Stated goal | Print the passage on song and listening word for word, between "Am I lower than" and "down my listening.", inclusive.

Selected text |
To be caught? No: to catch the song, even as it allows itself to be caught. Time offers itself as an ally of the song, of the singing, of the playing. Time and what is dragged behind time. But as it does so, caught, letting itself be caught, it is lifted by the hope that is singing, by the fact of song. Lifted, lightened, not by overcoming time, but by sending it in another direction, and by way of my listening.

Am I lower than the song, or is it lower than me? Either way, I imagine it to reach me as through a change in level, the river that travels the long way to the sea. That's where the ashes are scattered in India - into rivers, and therefore into the sea, the former always searching for the latter.

So does the level of the song seem to want to come lower, to look for something and by way of my listening. Or that it is fate that wants to search in that way, and let itself be reborn in the song like an avatar. In the song as I hear it, as it runs down my listening.

Language Blues

1. With some novelists, it seems their characters substitute for them in some way - and that they may ever be sacrificed to a fate the writer might wish upon himself. I have never written a line of fiction - I dare not - and I wonder if this is because language seems an impassable barrier between what I would write and what it is given to me to write.

Listing |
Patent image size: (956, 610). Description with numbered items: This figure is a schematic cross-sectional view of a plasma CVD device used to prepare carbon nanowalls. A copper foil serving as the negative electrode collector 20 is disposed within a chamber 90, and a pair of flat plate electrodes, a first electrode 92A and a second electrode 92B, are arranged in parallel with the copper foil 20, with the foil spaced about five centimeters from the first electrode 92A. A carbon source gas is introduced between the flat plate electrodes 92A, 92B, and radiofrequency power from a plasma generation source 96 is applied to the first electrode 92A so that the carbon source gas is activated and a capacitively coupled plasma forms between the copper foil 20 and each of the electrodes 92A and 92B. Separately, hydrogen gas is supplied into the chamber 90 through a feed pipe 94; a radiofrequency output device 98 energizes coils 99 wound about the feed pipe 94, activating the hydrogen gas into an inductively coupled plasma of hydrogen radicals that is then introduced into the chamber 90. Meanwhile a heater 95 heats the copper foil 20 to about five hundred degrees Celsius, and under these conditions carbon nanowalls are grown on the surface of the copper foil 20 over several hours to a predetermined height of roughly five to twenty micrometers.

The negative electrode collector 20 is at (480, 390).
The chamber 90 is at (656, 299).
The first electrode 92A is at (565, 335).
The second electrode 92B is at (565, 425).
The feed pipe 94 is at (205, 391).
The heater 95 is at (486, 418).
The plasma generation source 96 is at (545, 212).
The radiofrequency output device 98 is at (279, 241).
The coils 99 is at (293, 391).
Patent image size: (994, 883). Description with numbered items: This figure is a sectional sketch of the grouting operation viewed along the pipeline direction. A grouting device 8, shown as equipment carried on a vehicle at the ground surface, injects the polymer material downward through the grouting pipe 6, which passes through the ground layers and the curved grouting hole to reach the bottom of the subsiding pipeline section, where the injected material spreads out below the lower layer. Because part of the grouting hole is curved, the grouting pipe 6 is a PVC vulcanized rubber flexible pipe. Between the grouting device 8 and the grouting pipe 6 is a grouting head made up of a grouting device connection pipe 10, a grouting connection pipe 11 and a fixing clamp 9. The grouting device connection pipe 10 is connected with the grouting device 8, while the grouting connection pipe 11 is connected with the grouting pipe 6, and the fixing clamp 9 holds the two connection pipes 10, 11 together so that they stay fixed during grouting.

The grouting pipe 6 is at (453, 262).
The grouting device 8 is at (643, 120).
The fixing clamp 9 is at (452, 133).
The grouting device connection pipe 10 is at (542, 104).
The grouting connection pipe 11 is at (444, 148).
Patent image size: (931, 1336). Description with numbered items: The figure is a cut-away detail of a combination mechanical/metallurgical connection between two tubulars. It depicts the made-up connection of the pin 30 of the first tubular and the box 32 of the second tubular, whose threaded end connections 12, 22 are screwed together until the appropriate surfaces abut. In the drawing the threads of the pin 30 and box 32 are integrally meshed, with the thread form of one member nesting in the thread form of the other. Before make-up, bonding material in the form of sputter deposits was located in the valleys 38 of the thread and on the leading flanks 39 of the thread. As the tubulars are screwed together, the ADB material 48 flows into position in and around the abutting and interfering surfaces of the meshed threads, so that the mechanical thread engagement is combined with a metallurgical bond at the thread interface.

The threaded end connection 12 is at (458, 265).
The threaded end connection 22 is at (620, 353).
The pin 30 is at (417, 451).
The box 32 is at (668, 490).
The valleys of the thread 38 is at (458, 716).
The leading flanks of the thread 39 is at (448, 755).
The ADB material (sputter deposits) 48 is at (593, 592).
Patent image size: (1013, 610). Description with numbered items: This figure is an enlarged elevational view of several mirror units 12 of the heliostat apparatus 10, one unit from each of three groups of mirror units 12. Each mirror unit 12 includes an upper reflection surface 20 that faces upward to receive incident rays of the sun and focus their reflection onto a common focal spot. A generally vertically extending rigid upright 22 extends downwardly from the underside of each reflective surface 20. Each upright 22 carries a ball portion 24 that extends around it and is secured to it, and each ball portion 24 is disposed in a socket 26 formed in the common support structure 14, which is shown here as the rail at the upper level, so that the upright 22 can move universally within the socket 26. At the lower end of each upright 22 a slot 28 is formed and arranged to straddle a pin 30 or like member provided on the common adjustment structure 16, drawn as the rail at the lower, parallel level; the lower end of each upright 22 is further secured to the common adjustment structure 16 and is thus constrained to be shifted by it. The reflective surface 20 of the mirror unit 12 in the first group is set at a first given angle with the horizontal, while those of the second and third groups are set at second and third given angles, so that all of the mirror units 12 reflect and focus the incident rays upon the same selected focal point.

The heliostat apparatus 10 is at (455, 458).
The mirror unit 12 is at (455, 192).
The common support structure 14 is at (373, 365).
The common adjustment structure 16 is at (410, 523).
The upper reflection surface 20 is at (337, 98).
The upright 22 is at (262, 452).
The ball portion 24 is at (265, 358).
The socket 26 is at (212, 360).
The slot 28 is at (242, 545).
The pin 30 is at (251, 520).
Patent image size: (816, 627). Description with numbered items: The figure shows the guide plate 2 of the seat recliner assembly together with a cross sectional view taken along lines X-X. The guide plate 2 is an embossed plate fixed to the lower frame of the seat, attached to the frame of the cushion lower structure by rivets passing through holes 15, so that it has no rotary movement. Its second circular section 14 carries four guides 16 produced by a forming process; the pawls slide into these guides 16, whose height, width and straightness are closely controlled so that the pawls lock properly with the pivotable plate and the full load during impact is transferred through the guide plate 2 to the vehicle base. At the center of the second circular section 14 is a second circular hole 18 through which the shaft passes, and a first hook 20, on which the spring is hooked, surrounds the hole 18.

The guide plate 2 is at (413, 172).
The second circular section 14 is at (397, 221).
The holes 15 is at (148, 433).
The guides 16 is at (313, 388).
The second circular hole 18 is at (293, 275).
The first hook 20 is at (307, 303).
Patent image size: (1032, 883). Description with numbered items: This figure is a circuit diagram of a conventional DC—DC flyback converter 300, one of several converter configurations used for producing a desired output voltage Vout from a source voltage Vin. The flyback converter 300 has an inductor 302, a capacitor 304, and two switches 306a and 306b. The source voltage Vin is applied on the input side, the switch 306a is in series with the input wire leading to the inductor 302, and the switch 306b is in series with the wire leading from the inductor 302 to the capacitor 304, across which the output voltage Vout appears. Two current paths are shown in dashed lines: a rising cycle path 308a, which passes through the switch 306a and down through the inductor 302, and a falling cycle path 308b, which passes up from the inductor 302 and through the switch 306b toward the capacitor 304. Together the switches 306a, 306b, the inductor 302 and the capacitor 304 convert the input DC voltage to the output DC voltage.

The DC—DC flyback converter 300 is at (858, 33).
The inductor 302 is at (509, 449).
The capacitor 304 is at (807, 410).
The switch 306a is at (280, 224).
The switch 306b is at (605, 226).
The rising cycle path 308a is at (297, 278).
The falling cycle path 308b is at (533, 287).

Exercise solution |
Am I lower than the song, or is it lower than me? Either way, I imagine it to reach me as through a change in level, the river that travels the long way to the sea. That's where the ashes are scattered in India - into rivers, and therefore into the sea, the former always searching for the latter.

So does the level of the song seem to want to come lower, to look for something and by way of my listening. Or that it is fate that wants to search in that way, and let itself be reborn in the song like an avatar. In the song as I hear it, as it runs down my listening.